Data excerpts
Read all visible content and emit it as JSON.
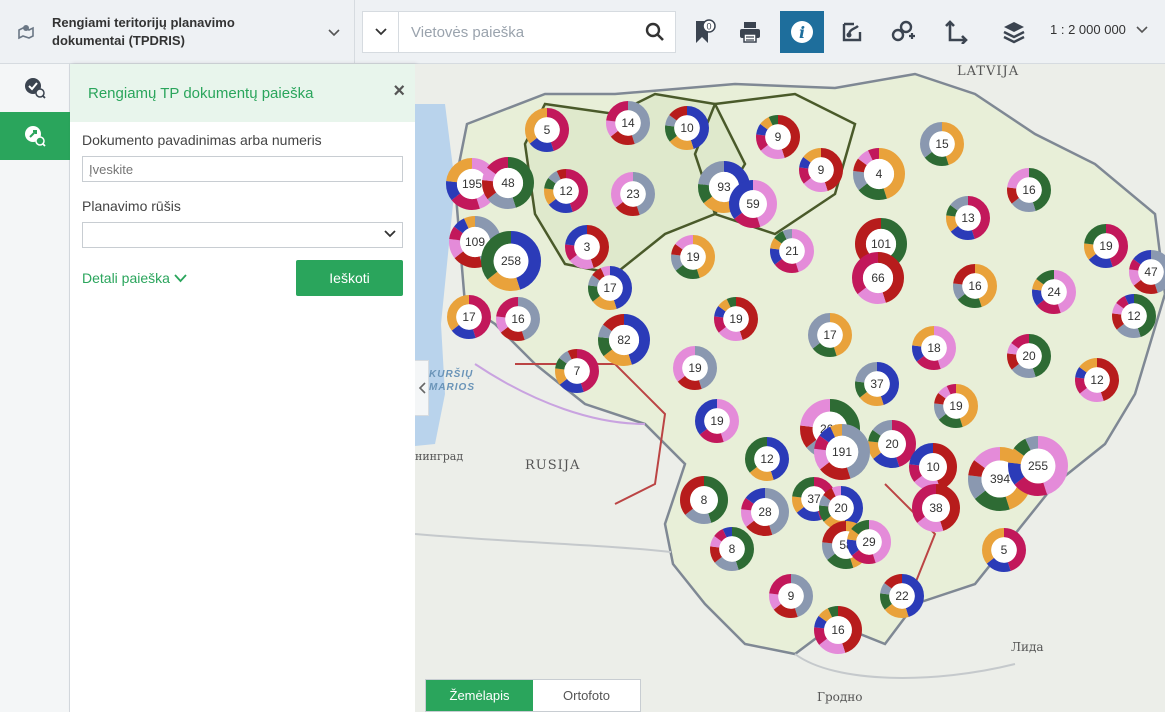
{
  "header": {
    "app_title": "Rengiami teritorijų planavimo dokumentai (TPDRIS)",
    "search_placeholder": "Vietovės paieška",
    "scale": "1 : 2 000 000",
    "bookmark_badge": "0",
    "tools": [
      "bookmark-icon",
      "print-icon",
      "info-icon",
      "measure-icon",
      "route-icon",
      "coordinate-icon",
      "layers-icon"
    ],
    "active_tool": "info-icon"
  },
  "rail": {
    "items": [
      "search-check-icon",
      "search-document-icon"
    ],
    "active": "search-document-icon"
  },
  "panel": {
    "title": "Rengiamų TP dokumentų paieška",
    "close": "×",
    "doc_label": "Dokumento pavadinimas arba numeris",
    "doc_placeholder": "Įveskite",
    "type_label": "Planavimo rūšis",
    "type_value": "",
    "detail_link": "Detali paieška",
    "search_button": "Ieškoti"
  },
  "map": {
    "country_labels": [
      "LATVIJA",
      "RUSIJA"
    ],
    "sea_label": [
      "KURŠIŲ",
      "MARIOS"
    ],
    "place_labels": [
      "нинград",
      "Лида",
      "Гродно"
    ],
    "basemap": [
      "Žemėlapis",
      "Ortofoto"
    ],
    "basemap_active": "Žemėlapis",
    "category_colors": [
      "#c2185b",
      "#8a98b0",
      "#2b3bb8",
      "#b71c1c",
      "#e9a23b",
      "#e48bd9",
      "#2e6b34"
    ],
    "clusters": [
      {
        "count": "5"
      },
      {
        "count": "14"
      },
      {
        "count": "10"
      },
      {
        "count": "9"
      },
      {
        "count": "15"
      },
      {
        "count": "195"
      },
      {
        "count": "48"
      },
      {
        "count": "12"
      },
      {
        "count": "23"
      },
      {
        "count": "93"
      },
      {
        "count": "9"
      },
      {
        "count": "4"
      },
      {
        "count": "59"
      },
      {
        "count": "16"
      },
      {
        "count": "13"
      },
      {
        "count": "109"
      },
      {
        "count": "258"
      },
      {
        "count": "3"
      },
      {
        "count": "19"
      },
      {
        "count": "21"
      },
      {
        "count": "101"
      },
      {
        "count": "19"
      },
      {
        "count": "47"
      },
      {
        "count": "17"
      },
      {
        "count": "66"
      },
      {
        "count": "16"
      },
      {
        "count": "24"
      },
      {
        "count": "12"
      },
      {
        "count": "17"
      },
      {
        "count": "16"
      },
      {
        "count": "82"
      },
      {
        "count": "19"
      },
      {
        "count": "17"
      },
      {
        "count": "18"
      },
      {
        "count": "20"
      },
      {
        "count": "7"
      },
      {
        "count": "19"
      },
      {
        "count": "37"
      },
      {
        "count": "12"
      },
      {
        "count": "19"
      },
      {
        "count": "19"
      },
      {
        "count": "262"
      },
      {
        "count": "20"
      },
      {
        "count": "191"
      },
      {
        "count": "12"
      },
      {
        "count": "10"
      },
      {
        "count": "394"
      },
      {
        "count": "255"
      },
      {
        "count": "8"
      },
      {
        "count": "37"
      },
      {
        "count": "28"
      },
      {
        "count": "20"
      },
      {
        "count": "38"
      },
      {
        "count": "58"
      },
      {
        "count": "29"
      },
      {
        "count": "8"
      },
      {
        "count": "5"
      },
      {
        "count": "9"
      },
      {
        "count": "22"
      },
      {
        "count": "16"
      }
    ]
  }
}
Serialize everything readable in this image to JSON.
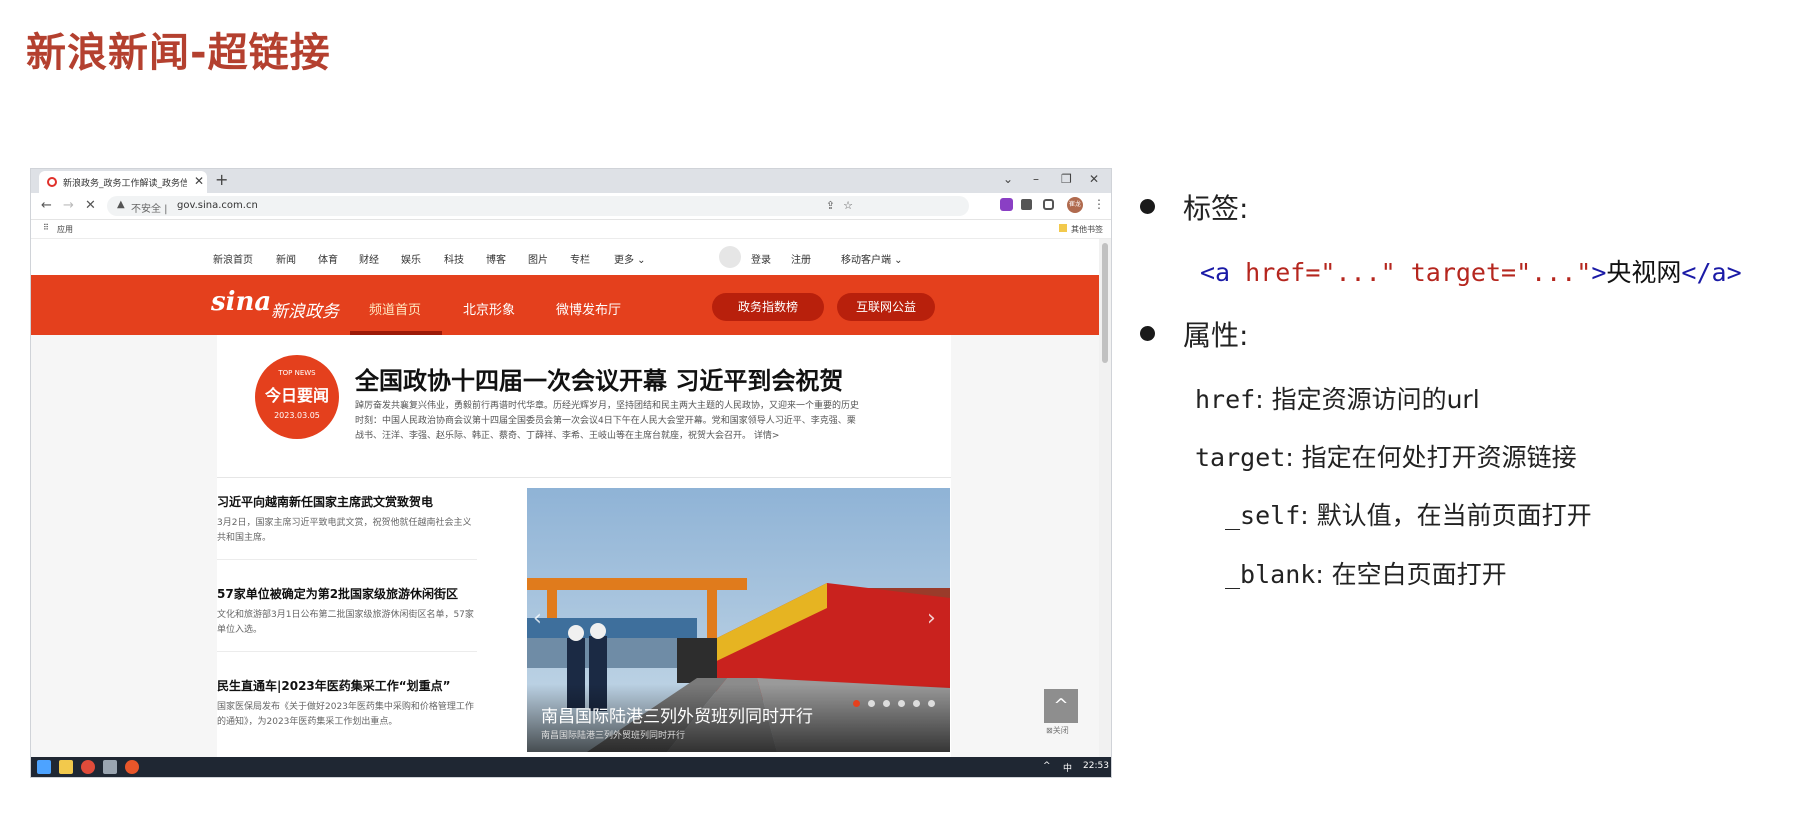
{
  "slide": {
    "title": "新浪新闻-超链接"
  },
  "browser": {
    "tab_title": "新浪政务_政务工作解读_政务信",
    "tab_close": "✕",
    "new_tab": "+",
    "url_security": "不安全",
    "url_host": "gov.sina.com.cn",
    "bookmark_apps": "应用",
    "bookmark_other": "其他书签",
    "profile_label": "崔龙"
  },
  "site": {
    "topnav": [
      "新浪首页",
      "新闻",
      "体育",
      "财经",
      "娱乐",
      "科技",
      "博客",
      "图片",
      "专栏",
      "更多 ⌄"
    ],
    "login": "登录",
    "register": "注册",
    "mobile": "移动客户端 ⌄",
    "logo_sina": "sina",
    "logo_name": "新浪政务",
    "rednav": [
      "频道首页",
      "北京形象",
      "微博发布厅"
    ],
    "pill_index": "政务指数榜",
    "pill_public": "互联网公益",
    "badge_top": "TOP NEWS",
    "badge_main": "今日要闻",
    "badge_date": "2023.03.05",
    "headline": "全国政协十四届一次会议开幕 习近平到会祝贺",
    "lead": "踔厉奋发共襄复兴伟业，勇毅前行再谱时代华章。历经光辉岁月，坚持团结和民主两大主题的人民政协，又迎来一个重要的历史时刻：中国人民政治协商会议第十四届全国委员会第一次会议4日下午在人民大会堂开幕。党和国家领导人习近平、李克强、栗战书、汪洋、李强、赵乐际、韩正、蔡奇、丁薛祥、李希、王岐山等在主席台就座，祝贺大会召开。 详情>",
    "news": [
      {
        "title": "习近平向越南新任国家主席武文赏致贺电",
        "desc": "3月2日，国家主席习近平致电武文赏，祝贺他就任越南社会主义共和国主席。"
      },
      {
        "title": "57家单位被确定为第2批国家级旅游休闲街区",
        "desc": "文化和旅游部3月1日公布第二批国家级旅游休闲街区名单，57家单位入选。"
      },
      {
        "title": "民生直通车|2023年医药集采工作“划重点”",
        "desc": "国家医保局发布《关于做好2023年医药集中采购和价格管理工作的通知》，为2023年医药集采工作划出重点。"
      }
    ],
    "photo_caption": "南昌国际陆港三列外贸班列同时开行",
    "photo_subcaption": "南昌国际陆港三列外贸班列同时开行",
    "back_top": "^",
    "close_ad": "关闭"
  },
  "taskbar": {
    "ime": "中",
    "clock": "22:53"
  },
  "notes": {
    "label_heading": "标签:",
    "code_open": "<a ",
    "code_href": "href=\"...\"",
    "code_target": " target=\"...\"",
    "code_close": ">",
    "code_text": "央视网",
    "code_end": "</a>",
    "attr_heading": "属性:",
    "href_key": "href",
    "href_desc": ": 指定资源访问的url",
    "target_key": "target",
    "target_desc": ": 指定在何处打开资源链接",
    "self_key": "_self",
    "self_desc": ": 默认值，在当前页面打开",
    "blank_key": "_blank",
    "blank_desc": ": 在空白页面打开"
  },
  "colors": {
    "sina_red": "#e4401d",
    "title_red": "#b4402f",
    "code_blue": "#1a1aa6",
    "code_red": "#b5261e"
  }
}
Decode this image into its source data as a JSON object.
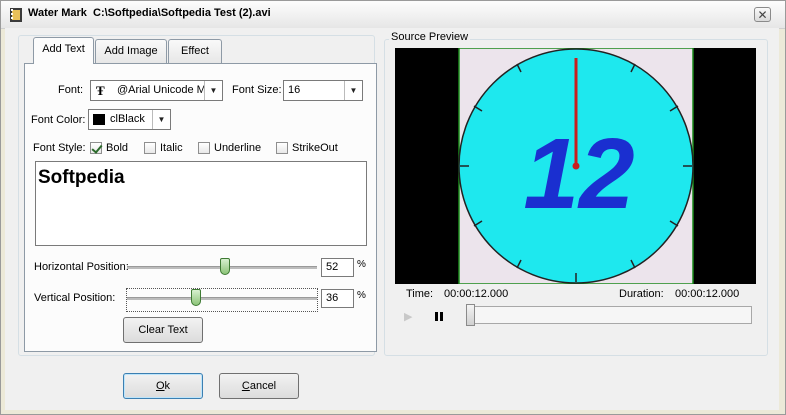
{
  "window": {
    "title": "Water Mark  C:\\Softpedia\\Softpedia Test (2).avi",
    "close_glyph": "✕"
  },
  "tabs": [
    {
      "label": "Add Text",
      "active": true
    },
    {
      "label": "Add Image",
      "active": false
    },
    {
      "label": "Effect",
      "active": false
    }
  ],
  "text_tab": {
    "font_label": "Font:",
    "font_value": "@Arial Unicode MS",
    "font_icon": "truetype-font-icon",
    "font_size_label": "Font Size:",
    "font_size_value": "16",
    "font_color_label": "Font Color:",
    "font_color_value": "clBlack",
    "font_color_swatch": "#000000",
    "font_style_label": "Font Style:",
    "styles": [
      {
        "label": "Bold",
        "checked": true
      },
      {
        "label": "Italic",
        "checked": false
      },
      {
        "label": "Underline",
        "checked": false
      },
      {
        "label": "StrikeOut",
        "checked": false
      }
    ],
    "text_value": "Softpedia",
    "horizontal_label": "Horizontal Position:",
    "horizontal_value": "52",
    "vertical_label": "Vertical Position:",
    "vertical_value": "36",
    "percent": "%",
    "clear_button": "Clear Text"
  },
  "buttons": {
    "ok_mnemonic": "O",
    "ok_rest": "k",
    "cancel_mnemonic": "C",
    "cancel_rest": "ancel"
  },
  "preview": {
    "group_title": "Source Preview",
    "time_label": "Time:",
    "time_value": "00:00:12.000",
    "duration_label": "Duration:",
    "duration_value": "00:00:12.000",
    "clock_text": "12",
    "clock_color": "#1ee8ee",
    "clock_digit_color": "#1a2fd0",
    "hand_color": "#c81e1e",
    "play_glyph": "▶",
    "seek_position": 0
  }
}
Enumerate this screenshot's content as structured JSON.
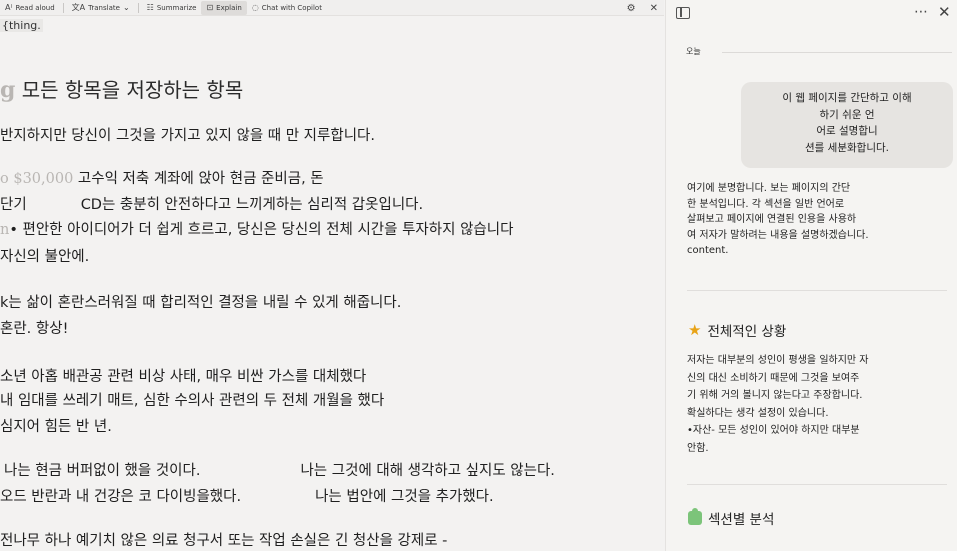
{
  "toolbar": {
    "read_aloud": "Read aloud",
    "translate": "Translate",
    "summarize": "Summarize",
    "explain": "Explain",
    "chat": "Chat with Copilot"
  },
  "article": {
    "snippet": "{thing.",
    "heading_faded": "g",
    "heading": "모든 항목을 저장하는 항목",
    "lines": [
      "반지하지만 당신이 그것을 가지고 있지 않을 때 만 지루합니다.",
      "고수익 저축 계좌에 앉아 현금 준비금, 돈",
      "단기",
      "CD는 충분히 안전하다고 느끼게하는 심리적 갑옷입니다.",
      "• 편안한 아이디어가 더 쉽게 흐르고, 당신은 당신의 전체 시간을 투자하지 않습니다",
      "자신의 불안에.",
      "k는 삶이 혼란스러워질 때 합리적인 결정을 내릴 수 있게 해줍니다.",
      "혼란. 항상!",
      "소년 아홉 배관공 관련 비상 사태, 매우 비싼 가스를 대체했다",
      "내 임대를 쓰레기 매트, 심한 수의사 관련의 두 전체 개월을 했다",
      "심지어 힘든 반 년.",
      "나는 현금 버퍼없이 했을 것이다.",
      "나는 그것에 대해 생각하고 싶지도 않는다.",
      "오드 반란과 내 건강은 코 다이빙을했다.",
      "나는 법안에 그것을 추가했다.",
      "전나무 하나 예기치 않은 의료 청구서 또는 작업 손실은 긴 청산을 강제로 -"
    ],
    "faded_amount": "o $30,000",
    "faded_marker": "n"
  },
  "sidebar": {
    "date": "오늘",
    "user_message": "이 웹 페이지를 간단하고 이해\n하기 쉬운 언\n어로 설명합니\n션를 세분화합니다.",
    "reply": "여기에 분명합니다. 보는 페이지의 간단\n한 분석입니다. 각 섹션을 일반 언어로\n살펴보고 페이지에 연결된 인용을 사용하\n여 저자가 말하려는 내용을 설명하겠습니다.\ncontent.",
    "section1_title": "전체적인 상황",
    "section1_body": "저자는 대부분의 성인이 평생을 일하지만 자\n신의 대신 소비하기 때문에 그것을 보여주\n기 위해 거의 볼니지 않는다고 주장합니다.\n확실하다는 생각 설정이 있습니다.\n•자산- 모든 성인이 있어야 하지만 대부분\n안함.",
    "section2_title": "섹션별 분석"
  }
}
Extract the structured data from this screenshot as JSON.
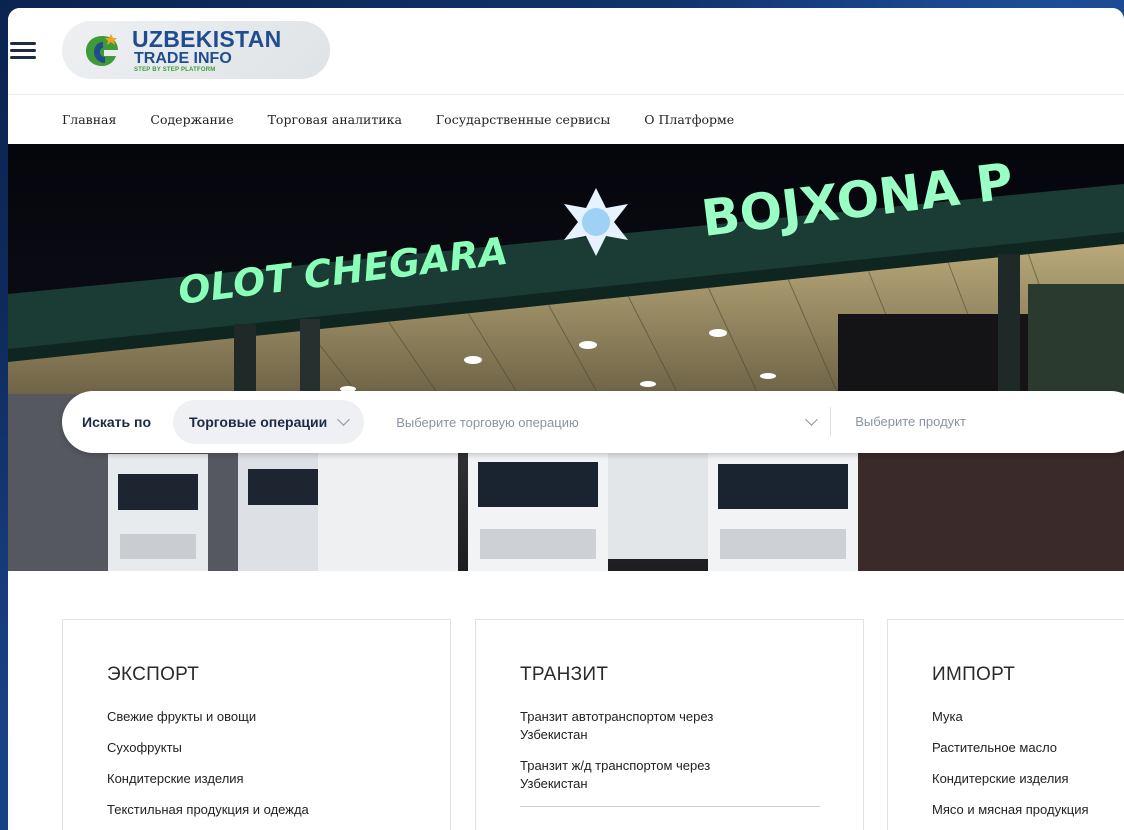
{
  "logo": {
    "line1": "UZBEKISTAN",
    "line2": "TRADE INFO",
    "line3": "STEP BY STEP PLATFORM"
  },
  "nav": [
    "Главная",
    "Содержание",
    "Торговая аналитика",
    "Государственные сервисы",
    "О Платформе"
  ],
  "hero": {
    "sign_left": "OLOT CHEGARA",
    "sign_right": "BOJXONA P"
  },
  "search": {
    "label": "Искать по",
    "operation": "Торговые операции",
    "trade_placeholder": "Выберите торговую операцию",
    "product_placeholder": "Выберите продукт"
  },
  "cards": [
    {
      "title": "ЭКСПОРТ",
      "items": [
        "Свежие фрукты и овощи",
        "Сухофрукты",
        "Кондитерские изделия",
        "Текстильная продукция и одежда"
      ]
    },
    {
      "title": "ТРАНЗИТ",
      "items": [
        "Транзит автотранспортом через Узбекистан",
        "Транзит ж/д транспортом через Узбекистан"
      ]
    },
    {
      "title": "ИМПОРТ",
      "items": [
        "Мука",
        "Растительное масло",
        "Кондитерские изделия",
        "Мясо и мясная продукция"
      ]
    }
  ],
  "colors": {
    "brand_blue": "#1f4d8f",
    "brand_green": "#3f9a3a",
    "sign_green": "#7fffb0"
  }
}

▶ [OBJECTIVE]:
Wherever a line in the data above holds "JSON", copy that line.

▶ [THE REPLY]:
Read all visible content and emit it as JSON.
Serialize everything readable in this image to JSON.
Decode this image into its source data as a JSON object.
Enumerate this screenshot's content as structured JSON.
Extract the structured data from this screenshot as JSON.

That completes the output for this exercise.